### RAW DATA:
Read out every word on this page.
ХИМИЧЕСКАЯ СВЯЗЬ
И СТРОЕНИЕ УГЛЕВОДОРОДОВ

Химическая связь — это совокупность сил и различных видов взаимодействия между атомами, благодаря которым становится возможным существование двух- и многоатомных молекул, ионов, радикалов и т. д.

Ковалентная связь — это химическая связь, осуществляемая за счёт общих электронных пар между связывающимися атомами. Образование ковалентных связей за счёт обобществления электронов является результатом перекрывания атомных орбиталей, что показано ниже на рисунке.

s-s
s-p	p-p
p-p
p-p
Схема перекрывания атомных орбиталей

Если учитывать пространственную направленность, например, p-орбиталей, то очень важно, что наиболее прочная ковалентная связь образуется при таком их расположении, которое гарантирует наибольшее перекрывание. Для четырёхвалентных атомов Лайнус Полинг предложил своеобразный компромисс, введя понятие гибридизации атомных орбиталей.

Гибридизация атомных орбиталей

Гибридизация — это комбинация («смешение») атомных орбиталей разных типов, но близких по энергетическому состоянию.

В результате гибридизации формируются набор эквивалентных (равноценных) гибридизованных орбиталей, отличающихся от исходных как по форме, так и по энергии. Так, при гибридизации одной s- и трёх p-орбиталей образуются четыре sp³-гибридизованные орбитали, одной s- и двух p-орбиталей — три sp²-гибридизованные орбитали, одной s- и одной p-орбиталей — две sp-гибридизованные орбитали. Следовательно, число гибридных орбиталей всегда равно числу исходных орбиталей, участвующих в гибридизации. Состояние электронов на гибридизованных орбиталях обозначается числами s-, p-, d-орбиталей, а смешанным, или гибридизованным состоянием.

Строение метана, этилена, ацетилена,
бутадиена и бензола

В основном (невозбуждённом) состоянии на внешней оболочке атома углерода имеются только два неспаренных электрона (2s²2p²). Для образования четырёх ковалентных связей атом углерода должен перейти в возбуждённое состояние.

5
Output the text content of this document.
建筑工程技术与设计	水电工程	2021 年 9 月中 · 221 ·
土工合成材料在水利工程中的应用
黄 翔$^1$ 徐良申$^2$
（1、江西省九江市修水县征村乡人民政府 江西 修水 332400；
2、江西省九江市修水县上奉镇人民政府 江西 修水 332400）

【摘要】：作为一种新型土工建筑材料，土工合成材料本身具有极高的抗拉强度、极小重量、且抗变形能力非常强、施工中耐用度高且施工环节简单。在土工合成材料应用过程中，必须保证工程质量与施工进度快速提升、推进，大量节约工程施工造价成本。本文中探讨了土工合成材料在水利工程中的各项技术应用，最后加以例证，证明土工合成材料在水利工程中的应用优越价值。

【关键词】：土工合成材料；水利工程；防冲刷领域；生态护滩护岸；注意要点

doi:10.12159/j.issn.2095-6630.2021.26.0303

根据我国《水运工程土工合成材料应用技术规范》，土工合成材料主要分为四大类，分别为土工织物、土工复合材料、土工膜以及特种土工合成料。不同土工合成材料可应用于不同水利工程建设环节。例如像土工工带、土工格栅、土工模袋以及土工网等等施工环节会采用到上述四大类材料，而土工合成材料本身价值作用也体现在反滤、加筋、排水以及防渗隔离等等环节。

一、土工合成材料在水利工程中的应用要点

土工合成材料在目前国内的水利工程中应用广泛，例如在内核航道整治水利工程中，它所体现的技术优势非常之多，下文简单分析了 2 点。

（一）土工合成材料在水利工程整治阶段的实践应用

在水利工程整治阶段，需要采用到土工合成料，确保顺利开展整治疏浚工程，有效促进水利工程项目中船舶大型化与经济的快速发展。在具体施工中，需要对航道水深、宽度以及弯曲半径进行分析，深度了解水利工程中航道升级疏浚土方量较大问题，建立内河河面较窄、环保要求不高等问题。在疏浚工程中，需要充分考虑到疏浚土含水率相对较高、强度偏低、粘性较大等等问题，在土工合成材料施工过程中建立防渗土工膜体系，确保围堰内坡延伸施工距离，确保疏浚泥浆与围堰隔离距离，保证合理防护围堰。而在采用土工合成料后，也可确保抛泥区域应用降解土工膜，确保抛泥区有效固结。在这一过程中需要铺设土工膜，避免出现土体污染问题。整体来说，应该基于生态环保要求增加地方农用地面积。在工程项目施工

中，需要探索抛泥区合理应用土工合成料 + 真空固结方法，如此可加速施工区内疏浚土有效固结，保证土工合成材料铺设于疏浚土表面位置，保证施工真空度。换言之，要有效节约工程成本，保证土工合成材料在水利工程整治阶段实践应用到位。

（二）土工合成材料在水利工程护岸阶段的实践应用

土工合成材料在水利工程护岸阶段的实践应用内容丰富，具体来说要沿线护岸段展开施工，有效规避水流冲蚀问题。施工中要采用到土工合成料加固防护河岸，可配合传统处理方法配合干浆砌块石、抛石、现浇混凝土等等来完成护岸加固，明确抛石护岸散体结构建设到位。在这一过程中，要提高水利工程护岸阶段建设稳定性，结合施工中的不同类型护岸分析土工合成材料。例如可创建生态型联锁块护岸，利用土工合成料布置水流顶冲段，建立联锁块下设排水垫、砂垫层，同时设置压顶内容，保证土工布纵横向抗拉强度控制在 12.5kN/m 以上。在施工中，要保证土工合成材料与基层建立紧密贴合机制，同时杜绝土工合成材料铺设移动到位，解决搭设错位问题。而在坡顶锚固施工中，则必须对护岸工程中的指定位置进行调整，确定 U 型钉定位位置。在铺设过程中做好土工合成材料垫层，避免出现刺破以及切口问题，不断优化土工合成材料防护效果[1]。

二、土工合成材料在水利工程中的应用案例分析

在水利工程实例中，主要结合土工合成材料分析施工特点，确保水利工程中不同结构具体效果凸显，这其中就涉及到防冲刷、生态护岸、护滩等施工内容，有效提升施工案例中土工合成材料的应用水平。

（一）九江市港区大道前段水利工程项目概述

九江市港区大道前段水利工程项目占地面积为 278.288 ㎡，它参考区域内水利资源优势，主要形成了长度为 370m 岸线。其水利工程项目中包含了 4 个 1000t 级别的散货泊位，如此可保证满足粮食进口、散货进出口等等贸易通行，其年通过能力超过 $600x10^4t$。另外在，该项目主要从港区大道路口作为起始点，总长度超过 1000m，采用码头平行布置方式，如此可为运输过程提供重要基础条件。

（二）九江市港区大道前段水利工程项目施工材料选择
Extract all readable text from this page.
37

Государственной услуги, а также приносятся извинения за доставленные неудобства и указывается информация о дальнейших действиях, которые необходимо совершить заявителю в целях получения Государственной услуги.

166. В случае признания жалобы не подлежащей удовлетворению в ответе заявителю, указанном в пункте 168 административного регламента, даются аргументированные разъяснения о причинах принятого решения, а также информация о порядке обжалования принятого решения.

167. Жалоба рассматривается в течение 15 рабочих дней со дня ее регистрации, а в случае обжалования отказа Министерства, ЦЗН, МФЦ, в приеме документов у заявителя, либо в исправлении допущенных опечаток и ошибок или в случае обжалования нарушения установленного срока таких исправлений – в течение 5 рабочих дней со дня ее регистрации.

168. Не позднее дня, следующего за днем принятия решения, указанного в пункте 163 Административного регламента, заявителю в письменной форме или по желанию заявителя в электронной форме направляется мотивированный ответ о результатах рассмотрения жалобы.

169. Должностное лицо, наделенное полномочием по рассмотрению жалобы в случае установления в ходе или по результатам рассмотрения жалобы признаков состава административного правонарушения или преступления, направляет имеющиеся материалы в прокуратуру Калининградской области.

### DO THIS:
Each of the records should be retyped exactly.

### REPLY TO THE TASK:
Read out every word on this page.
ХИМИЧЕСКАЯ СВЯЗЬ
И СТРОЕНИЕ УГЛЕВОДОРОДОВ

Химическая связь — это совокупность сил и различных видов взаимодействия между атомами, благодаря которым становится возможным существование двух- и многоатомных молекул, ионов, радикалов и т. д.

Ковалентная связь — это химическая связь, осуществляемая за счёт общих электронных пар между связывающимися атомами. Образование ковалентных связей за счёт обобществления электронов является результатом перекрывания атомных орбиталей, что показано ниже на рисунке.

s-s
s-p	p-p
p-p
p-p
Схема перекрывания атомных орбиталей

Если учитывать пространственную направленность, например, p-орбиталей, то очень важно, что наиболее прочная ковалентная связь образуется при таком их расположении, которое гарантирует наибольшее перекрывание. Для четырёхвалентных атомов Лайнус Полинг предложил своеобразный компромисс, введя понятие гибридизации атомных орбиталей.

Гибридизация атомных орбиталей

Гибридизация — это комбинация («смешение») атомных орбиталей разных типов, но близких по энергетическому состоянию.

В результате гибридизации формируются набор эквивалентных (равноценных) гибридизованных орбиталей, отличающихся от исходных как по форме, так и по энергии. Так, при гибридизации одной s- и трёх p-орбиталей образуются четыре sp³-гибридизованные орбитали, одной s- и двух p-орбиталей — три sp²-гибридизованные орбитали, одной s- и одной p-орбиталей — две sp-гибридизованные орбитали. Следовательно, число гибридных орбиталей всегда равно числу исходных орбиталей, участвующих в гибридизации. Состояние электронов на гибридизованных орбиталях обозначается числами s-, p-, d-орбиталей, а смешанным, или гибридизованным состоянием.

Строение метана, этилена, ацетилена,
бутадиена и бензола

В основном (невозбуждённом) состоянии на внешней оболочке атома углерода имеются только два неспаренных электрона (2s²2p²). Для образования четырёх ковалентных связей атом углерода должен перейти в возбуждённое состояние.

5
Output the text content of this document.
建筑工程技术与设计	水电工程	2021 年 9 月中 · 221 ·
土工合成材料在水利工程中的应用
黄 翔$^1$ 徐良申$^2$
（1、江西省九江市修水县征村乡人民政府 江西 修水 332400；
2、江西省九江市修水县上奉镇人民政府 江西 修水 332400）

【摘要】：作为一种新型土工建筑材料，土工合成材料本身具有极高的抗拉强度、极小重量、且抗变形能力非常强、施工中耐用度高且施工环节简单。在土工合成材料应用过程中，必须保证工程质量与施工进度快速提升、推进，大量节约工程施工造价成本。本文中探讨了土工合成材料在水利工程中的各项技术应用，最后加以例证，证明土工合成材料在水利工程中的应用优越价值。

【关键词】：土工合成材料；水利工程；防冲刷领域；生态护滩护岸；注意要点

doi:10.12159/j.issn.2095-6630.2021.26.0303

根据我国《水运工程土工合成材料应用技术规范》，土工合成材料主要分为四大类，分别为土工织物、土工复合材料、土工膜以及特种土工合成料。不同土工合成材料可应用于不同水利工程建设环节。例如像土工工带、土工格栅、土工模袋以及土工网等等施工环节会采用到上述四大类材料，而土工合成材料本身价值作用也体现在反滤、加筋、排水以及防渗隔离等等环节。

一、土工合成材料在水利工程中的应用要点

土工合成材料在目前国内的水利工程中应用广泛，例如在内核航道整治水利工程中，它所体现的技术优势非常之多，下文简单分析了 2 点。

（一）土工合成材料在水利工程整治阶段的实践应用

在水利工程整治阶段，需要采用到土工合成料，确保顺利开展整治疏浚工程，有效促进水利工程项目中船舶大型化与经济的快速发展。在具体施工中，需要对航道水深、宽度以及弯曲半径进行分析，深度了解水利工程中航道升级疏浚土方量较大问题，建立内河河面较窄、环保要求不高等问题。在疏浚工程中，需要充分考虑到疏浚土含水率相对较高、强度偏低、粘性较大等等问题，在土工合成材料施工过程中建立防渗土工膜体系，确保围堰内坡延伸施工距离，确保疏浚泥浆与围堰隔离距离，保证合理防护围堰。而在采用土工合成料后，也可确保抛泥区域应用降解土工膜，确保抛泥区有效固结。在这一过程中需要铺设土工膜，避免出现土体污染问题。整体来说，应该基于生态环保要求增加地方农用地面积。在工程项目施工

中，需要探索抛泥区合理应用土工合成料 + 真空固结方法，如此可加速施工区内疏浚土有效固结，保证土工合成材料铺设于疏浚土表面位置，保证施工真空度。换言之，要有效节约工程成本，保证土工合成材料在水利工程整治阶段实践应用到位。

（二）土工合成材料在水利工程护岸阶段的实践应用

土工合成材料在水利工程护岸阶段的实践应用内容丰富，具体来说要沿线护岸段展开施工，有效规避水流冲蚀问题。施工中要采用到土工合成料加固防护河岸，可配合传统处理方法配合干浆砌块石、抛石、现浇混凝土等等来完成护岸加固，明确抛石护岸散体结构建设到位。在这一过程中，要提高水利工程护岸阶段建设稳定性，结合施工中的不同类型护岸分析土工合成材料。例如可创建生态型联锁块护岸，利用土工合成料布置水流顶冲段，建立联锁块下设排水垫、砂垫层，同时设置压顶内容，保证土工布纵横向抗拉强度控制在 12.5kN/m 以上。在施工中，要保证土工合成材料与基层建立紧密贴合机制，同时杜绝土工合成材料铺设移动到位，解决搭设错位问题。而在坡顶锚固施工中，则必须对护岸工程中的指定位置进行调整，确定 U 型钉定位位置。在铺设过程中做好土工合成材料垫层，避免出现刺破以及切口问题，不断优化土工合成材料防护效果[1]。

二、土工合成材料在水利工程中的应用案例分析

在水利工程实例中，主要结合土工合成材料分析施工特点，确保水利工程中不同结构具体效果凸显，这其中就涉及到防冲刷、生态护岸、护滩等施工内容，有效提升施工案例中土工合成材料的应用水平。

（一）九江市港区大道前段水利工程项目概述

九江市港区大道前段水利工程项目占地面积为 278.288 ㎡，它参考区域内水利资源优势，主要形成了长度为 370m 岸线。其水利工程项目中包含了 4 个 1000t 级别的散货泊位，如此可保证满足粮食进口、散货进出口等等贸易通行，其年通过能力超过 $600x10^4t$。另外在，该项目主要从港区大道路口作为起始点，总长度超过 1000m，采用码头平行布置方式，如此可为运输过程提供重要基础条件。

（二）九江市港区大道前段水利工程项目施工材料选择
Extract all readable text from this page.
37

Государственной услуги, а также приносятся извинения за доставленные неудобства и указывается информация о дальнейших действиях, которые необходимо совершить заявителю в целях получения Государственной услуги.

166. В случае признания жалобы не подлежащей удовлетворению в ответе заявителю, указанном в пункте 168 административного регламента, даются аргументированные разъяснения о причинах принятого решения, а также информация о порядке обжалования принятого решения.

167. Жалоба рассматривается в течение 15 рабочих дней со дня ее регистрации, а в случае обжалования отказа Министерства, ЦЗН, МФЦ, в приеме документов у заявителя, либо в исправлении допущенных опечаток и ошибок или в случае обжалования нарушения установленного срока таких исправлений – в течение 5 рабочих дней со дня ее регистрации.

168. Не позднее дня, следующего за днем принятия решения, указанного в пункте 163 Административного регламента, заявителю в письменной форме или по желанию заявителя в электронной форме направляется мотивированный ответ о результатах рассмотрения жалобы.

169. Должностное лицо, наделенное полномочием по рассмотрению жалобы в случае установления в ходе или по результатам рассмотрения жалобы признаков состава административного правонарушения или преступления, направляет имеющиеся материалы в прокуратуру Калининградской области.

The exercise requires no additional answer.